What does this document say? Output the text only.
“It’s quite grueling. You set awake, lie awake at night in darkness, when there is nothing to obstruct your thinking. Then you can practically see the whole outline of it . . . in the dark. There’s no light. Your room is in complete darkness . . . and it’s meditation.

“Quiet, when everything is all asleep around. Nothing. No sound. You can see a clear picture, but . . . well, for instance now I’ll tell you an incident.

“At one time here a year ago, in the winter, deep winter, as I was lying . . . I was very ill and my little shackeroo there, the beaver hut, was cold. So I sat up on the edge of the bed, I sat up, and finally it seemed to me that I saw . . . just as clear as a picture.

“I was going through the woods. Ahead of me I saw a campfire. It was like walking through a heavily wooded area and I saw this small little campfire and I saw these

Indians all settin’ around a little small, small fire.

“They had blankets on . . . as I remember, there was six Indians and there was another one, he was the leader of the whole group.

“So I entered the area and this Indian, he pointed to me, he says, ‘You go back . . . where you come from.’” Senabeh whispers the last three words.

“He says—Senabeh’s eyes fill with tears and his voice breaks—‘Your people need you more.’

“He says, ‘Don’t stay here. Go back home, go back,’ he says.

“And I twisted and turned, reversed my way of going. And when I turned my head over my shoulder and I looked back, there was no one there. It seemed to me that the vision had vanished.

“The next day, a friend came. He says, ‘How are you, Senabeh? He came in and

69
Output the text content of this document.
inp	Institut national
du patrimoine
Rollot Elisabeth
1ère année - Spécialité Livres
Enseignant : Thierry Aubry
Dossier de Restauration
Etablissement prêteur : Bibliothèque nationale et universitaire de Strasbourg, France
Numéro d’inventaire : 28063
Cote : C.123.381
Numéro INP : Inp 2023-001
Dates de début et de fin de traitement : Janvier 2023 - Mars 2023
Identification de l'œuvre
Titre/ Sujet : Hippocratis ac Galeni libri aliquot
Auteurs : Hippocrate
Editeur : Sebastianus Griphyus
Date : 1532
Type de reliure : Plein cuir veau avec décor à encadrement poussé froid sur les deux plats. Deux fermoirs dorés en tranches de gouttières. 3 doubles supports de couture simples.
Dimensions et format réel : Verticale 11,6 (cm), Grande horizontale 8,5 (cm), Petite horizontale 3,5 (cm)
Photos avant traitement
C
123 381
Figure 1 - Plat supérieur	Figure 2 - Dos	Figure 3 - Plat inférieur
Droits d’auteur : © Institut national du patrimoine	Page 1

__What this task involves__.
Reproduce each line holding the word "Indians".

__Reply to the task__.
Indians all settin’ around a little small, small fire.
“They had blankets on . . . as I remember, there was six Indians and there was another one, he was the leader of the whole group.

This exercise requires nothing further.